### WHAT TO PRODUCE
Every entry below should be transcribed exactly; pictures stay out of the copy.

==== DATASET ENTRIES ====

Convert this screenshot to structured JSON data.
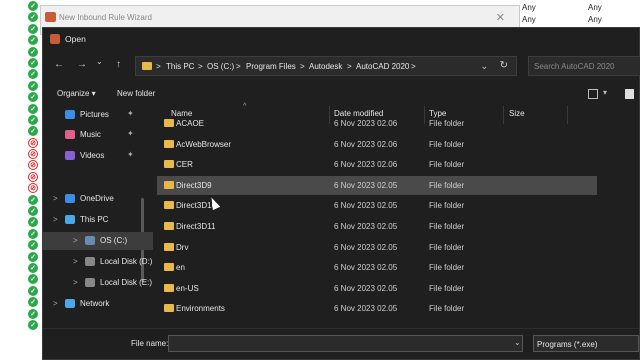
{
  "background": {
    "rows": [
      {
        "col1": "Any",
        "col2": "Any"
      },
      {
        "col1": "Any",
        "col2": "Any"
      }
    ],
    "icon_states": [
      "ok",
      "ok",
      "ok",
      "ok",
      "ok",
      "ok",
      "ok",
      "ok",
      "ok",
      "ok",
      "ok",
      "ok",
      "no",
      "no",
      "no",
      "no",
      "no",
      "ok",
      "ok",
      "ok",
      "ok",
      "ok",
      "ok",
      "ok",
      "ok",
      "ok",
      "ok",
      "ok",
      "ok"
    ]
  },
  "wizard": {
    "title": "New Inbound Rule Wizard",
    "close": "✕"
  },
  "dialog": {
    "title": "Open",
    "nav": {
      "back": "←",
      "forward": "→",
      "dropdown": "⌄",
      "up": "↑"
    },
    "breadcrumb": [
      "This PC",
      "OS (C:)",
      "Program Files",
      "Autodesk",
      "AutoCAD 2020"
    ],
    "separator": ">",
    "address_dropdown": "⌄",
    "refresh": "↻",
    "search_placeholder": "Search AutoCAD 2020",
    "toolbar": {
      "organize": "Organize ▾",
      "new_folder": "New folder",
      "view_dd": "▾"
    },
    "nav_pane": [
      {
        "label": "Pictures",
        "icon": "pictures-icon",
        "color": "#3a8ee6",
        "pinned": true
      },
      {
        "label": "Music",
        "icon": "music-icon",
        "color": "#e0608a",
        "pinned": true
      },
      {
        "label": "Videos",
        "icon": "videos-icon",
        "color": "#8a5fd1",
        "pinned": true
      },
      {
        "label": "OneDrive",
        "icon": "onedrive-icon",
        "color": "#3a8ee6",
        "pinned": false
      },
      {
        "label": "This PC",
        "icon": "this-pc-icon",
        "color": "#4aa8e8",
        "pinned": false
      },
      {
        "label": "OS (C:)",
        "icon": "drive-icon",
        "color": "#6a8bb0",
        "pinned": false
      },
      {
        "label": "Local Disk (D:)",
        "icon": "drive-icon",
        "color": "#888",
        "pinned": false
      },
      {
        "label": "Local Disk (E:)",
        "icon": "drive-icon",
        "color": "#888",
        "pinned": false
      },
      {
        "label": "Network",
        "icon": "network-icon",
        "color": "#4aa8e8",
        "pinned": false
      }
    ],
    "pin_glyph": "📌",
    "chevron": ">",
    "columns": {
      "name": "Name",
      "date": "Date modified",
      "type": "Type",
      "size": "Size"
    },
    "sort_arrow": "^",
    "files": [
      {
        "name": "ACAOE",
        "date": "6 Nov 2023 02.06",
        "type": "File folder"
      },
      {
        "name": "AcWebBrowser",
        "date": "6 Nov 2023 02.06",
        "type": "File folder"
      },
      {
        "name": "CER",
        "date": "6 Nov 2023 02.06",
        "type": "File folder"
      },
      {
        "name": "Direct3D9",
        "date": "6 Nov 2023 02.05",
        "type": "File folder"
      },
      {
        "name": "Direct3D10",
        "date": "6 Nov 2023 02.05",
        "type": "File folder"
      },
      {
        "name": "Direct3D11",
        "date": "6 Nov 2023 02.05",
        "type": "File folder"
      },
      {
        "name": "Drv",
        "date": "6 Nov 2023 02.05",
        "type": "File folder"
      },
      {
        "name": "en",
        "date": "6 Nov 2023 02.05",
        "type": "File folder"
      },
      {
        "name": "en-US",
        "date": "6 Nov 2023 02.05",
        "type": "File folder"
      },
      {
        "name": "Environments",
        "date": "6 Nov 2023 02.05",
        "type": "File folder"
      }
    ],
    "hovered_file": "Direct3D9",
    "file_name_label": "File name:",
    "file_name_value": "",
    "file_name_dropdown": "⌄",
    "file_type": "Programs (*.exe)"
  }
}
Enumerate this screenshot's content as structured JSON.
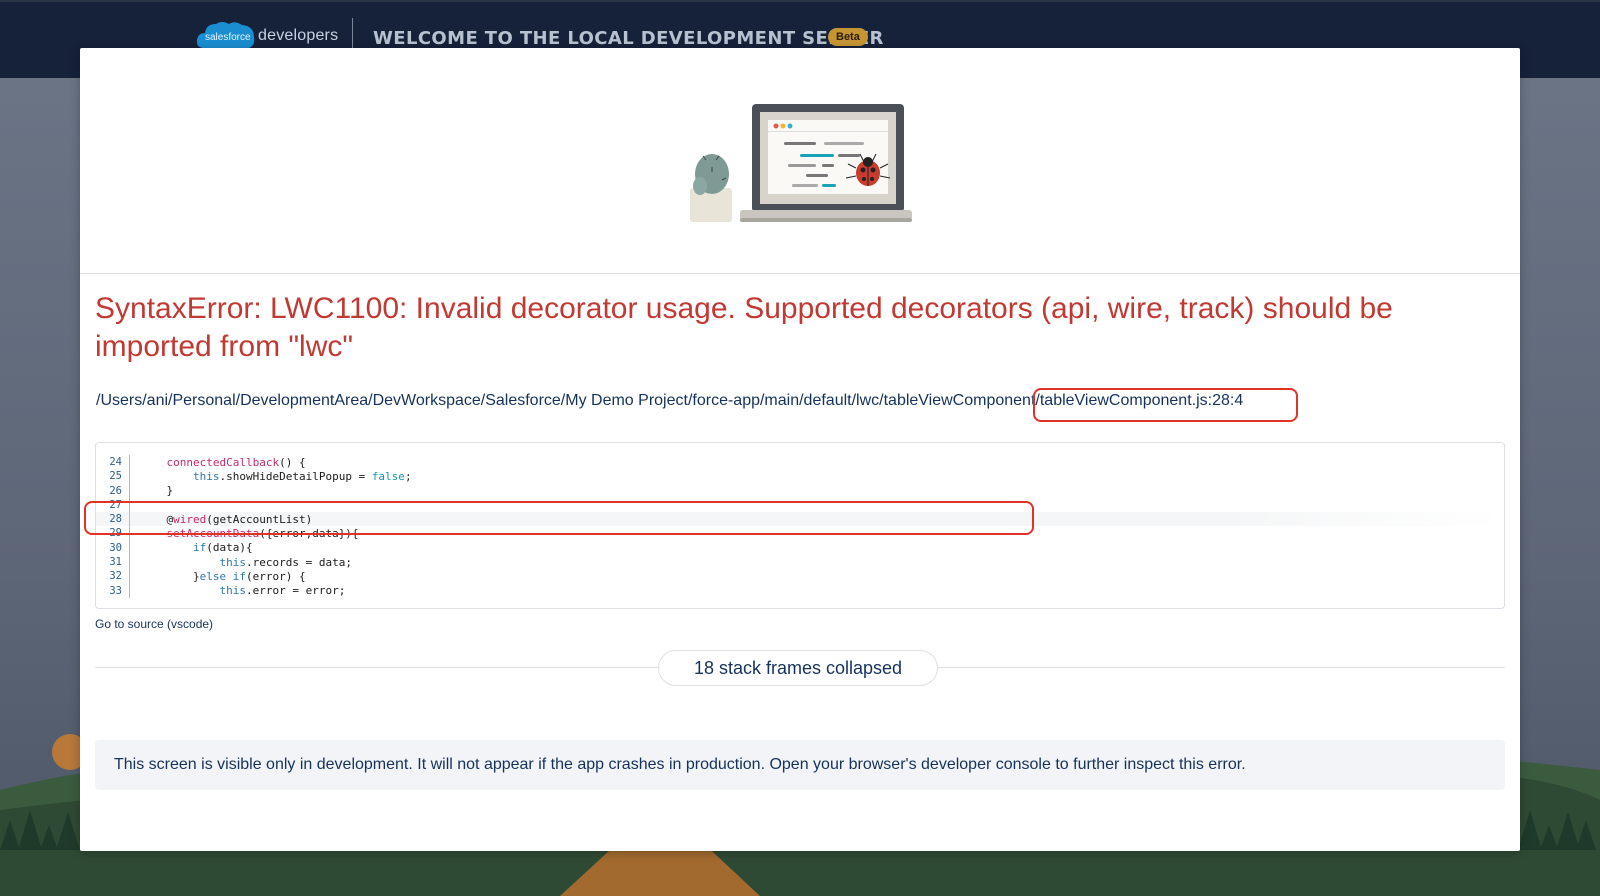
{
  "header": {
    "logo_cloud_text": "salesforce",
    "logo_text": "developers",
    "title": "WELCOME TO THE LOCAL DEVELOPMENT SERVER",
    "badge": "Beta"
  },
  "error": {
    "title": "SyntaxError: LWC1100: Invalid decorator usage. Supported decorators (api, wire, track) should be imported from \"lwc\"",
    "file_path": "/Users/ani/Personal/DevelopmentArea/DevWorkspace/Salesforce/My Demo Project/force-app/main/default/lwc/tableViewComponent/tableViewComponent.js:28:4"
  },
  "code": {
    "lines": [
      {
        "num": "24",
        "indent": "    ",
        "parts": [
          [
            "pink",
            "connectedCallback"
          ],
          [
            "plain",
            "() {"
          ]
        ]
      },
      {
        "num": "25",
        "indent": "        ",
        "parts": [
          [
            "blue",
            "this"
          ],
          [
            "plain",
            ".showHideDetailPopup = "
          ],
          [
            "teal",
            "false"
          ],
          [
            "plain",
            ";"
          ]
        ]
      },
      {
        "num": "26",
        "indent": "    ",
        "parts": [
          [
            "plain",
            "}"
          ]
        ]
      },
      {
        "num": "27",
        "indent": "",
        "parts": []
      },
      {
        "num": "28",
        "indent": "    ",
        "parts": [
          [
            "plain",
            "@"
          ],
          [
            "pink",
            "wired"
          ],
          [
            "plain",
            "(getAccountList)"
          ]
        ]
      },
      {
        "num": "29",
        "indent": "    ",
        "parts": [
          [
            "pink",
            "setAccountData"
          ],
          [
            "plain",
            "({error,data}){"
          ]
        ]
      },
      {
        "num": "30",
        "indent": "        ",
        "parts": [
          [
            "blue",
            "if"
          ],
          [
            "plain",
            "(data){"
          ]
        ]
      },
      {
        "num": "31",
        "indent": "            ",
        "parts": [
          [
            "blue",
            "this"
          ],
          [
            "plain",
            ".records = data;"
          ]
        ]
      },
      {
        "num": "32",
        "indent": "        ",
        "parts": [
          [
            "plain",
            "}"
          ],
          [
            "blue",
            "else if"
          ],
          [
            "plain",
            "(error) {"
          ]
        ]
      },
      {
        "num": "33",
        "indent": "            ",
        "parts": [
          [
            "blue",
            "this"
          ],
          [
            "plain",
            ".error = error;"
          ]
        ]
      }
    ],
    "highlighted_line": "28"
  },
  "go_to_source_label": "Go to source (vscode)",
  "stack_frames_label": "18 stack frames collapsed",
  "notice": "This screen is visible only in development. It will not appear if the app crashes in production. Open your browser's developer console to further inspect this error.",
  "colors": {
    "error_red": "#c23934",
    "annotation_red": "#e03326",
    "text_navy": "#16325c",
    "header_bg": "#16213a",
    "badge_gold": "#c59533"
  }
}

====

### RESULT
Convert this screenshot to structured JSON data.
{
  "background": {
    "rows": [
      {
        "col1": "Any",
        "col2": "Any"
      },
      {
        "col1": "Any",
        "col2": "Any"
      }
    ],
    "icon_states": [
      "ok",
      "ok",
      "ok",
      "ok",
      "ok",
      "ok",
      "ok",
      "ok",
      "ok",
      "ok",
      "ok",
      "ok",
      "no",
      "no",
      "no",
      "no",
      "no",
      "ok",
      "ok",
      "ok",
      "ok",
      "ok",
      "ok",
      "ok",
      "ok",
      "ok",
      "ok",
      "ok",
      "ok"
    ]
  },
  "wizard": {
    "title": "New Inbound Rule Wizard",
    "close": "✕"
  },
  "dialog": {
    "title": "Open",
    "nav": {
      "back": "←",
      "forward": "→",
      "dropdown": "⌄",
      "up": "↑"
    },
    "breadcrumb": [
      "This PC",
      "OS (C:)",
      "Program Files",
      "Autodesk",
      "AutoCAD 2020"
    ],
    "separator": ">",
    "address_dropdown": "⌄",
    "refresh": "↻",
    "search_placeholder": "Search AutoCAD 2020",
    "toolbar": {
      "organize": "Organize ▾",
      "new_folder": "New folder",
      "view_dd": "▾"
    },
    "nav_pane": [
      {
        "label": "Pictures",
        "icon": "pictures-icon",
        "color": "#3a8ee6",
        "pinned": true
      },
      {
        "label": "Music",
        "icon": "music-icon",
        "color": "#e0608a",
        "pinned": true
      },
      {
        "label": "Videos",
        "icon": "videos-icon",
        "color": "#8a5fd1",
        "pinned": true
      },
      {
        "label": "OneDrive",
        "icon": "onedrive-icon",
        "color": "#3a8ee6",
        "pinned": false
      },
      {
        "label": "This PC",
        "icon": "this-pc-icon",
        "color": "#4aa8e8",
        "pinned": false
      },
      {
        "label": "OS (C:)",
        "icon": "drive-icon",
        "color": "#6a8bb0",
        "pinned": false
      },
      {
        "label": "Local Disk (D:)",
        "icon": "drive-icon",
        "color": "#888",
        "pinned": false
      },
      {
        "label": "Local Disk (E:)",
        "icon": "drive-icon",
        "color": "#888",
        "pinned": false
      },
      {
        "label": "Network",
        "icon": "network-icon",
        "color": "#4aa8e8",
        "pinned": false
      }
    ],
    "pin_glyph": "📌",
    "chevron": ">",
    "columns": {
      "name": "Name",
      "date": "Date modified",
      "type": "Type",
      "size": "Size"
    },
    "sort_arrow": "^",
    "files": [
      {
        "name": "ACAOE",
        "date": "6 Nov 2023 02.06",
        "type": "File folder"
      },
      {
        "name": "AcWebBrowser",
        "date": "6 Nov 2023 02.06",
        "type": "File folder"
      },
      {
        "name": "CER",
        "date": "6 Nov 2023 02.06",
        "type": "File folder"
      },
      {
        "name": "Direct3D9",
        "date": "6 Nov 2023 02.05",
        "type": "File folder"
      },
      {
        "name": "Direct3D10",
        "date": "6 Nov 2023 02.05",
        "type": "File folder"
      },
      {
        "name": "Direct3D11",
        "date": "6 Nov 2023 02.05",
        "type": "File folder"
      },
      {
        "name": "Drv",
        "date": "6 Nov 2023 02.05",
        "type": "File folder"
      },
      {
        "name": "en",
        "date": "6 Nov 2023 02.05",
        "type": "File folder"
      },
      {
        "name": "en-US",
        "date": "6 Nov 2023 02.05",
        "type": "File folder"
      },
      {
        "name": "Environments",
        "date": "6 Nov 2023 02.05",
        "type": "File folder"
      }
    ],
    "hovered_file": "Direct3D9",
    "file_name_label": "File name:",
    "file_name_value": "",
    "file_name_dropdown": "⌄",
    "file_type": "Programs (*.exe)"
  }
}
Enumerate this screenshot's content as structured JSON.
{
  "header": {
    "logo_cloud_text": "salesforce",
    "logo_text": "developers",
    "title": "WELCOME TO THE LOCAL DEVELOPMENT SERVER",
    "badge": "Beta"
  },
  "error": {
    "title": "SyntaxError: LWC1100: Invalid decorator usage. Supported decorators (api, wire, track) should be imported from \"lwc\"",
    "file_path": "/Users/ani/Personal/DevelopmentArea/DevWorkspace/Salesforce/My Demo Project/force-app/main/default/lwc/tableViewComponent/tableViewComponent.js:28:4"
  },
  "code": {
    "lines": [
      {
        "num": "24",
        "indent": "    ",
        "parts": [
          [
            "pink",
            "connectedCallback"
          ],
          [
            "plain",
            "() {"
          ]
        ]
      },
      {
        "num": "25",
        "indent": "        ",
        "parts": [
          [
            "blue",
            "this"
          ],
          [
            "plain",
            ".showHideDetailPopup = "
          ],
          [
            "teal",
            "false"
          ],
          [
            "plain",
            ";"
          ]
        ]
      },
      {
        "num": "26",
        "indent": "    ",
        "parts": [
          [
            "plain",
            "}"
          ]
        ]
      },
      {
        "num": "27",
        "indent": "",
        "parts": []
      },
      {
        "num": "28",
        "indent": "    ",
        "parts": [
          [
            "plain",
            "@"
          ],
          [
            "pink",
            "wired"
          ],
          [
            "plain",
            "(getAccountList)"
          ]
        ]
      },
      {
        "num": "29",
        "indent": "    ",
        "parts": [
          [
            "pink",
            "setAccountData"
          ],
          [
            "plain",
            "({error,data}){"
          ]
        ]
      },
      {
        "num": "30",
        "indent": "        ",
        "parts": [
          [
            "blue",
            "if"
          ],
          [
            "plain",
            "(data){"
          ]
        ]
      },
      {
        "num": "31",
        "indent": "            ",
        "parts": [
          [
            "blue",
            "this"
          ],
          [
            "plain",
            ".records = data;"
          ]
        ]
      },
      {
        "num": "32",
        "indent": "        ",
        "parts": [
          [
            "plain",
            "}"
          ],
          [
            "blue",
            "else if"
          ],
          [
            "plain",
            "(error) {"
          ]
        ]
      },
      {
        "num": "33",
        "indent": "            ",
        "parts": [
          [
            "blue",
            "this"
          ],
          [
            "plain",
            ".error = error;"
          ]
        ]
      }
    ],
    "highlighted_line": "28"
  },
  "go_to_source_label": "Go to source (vscode)",
  "stack_frames_label": "18 stack frames collapsed",
  "notice": "This screen is visible only in development. It will not appear if the app crashes in production. Open your browser's developer console to further inspect this error.",
  "colors": {
    "error_red": "#c23934",
    "annotation_red": "#e03326",
    "text_navy": "#16325c",
    "header_bg": "#16213a",
    "badge_gold": "#c59533"
  }
}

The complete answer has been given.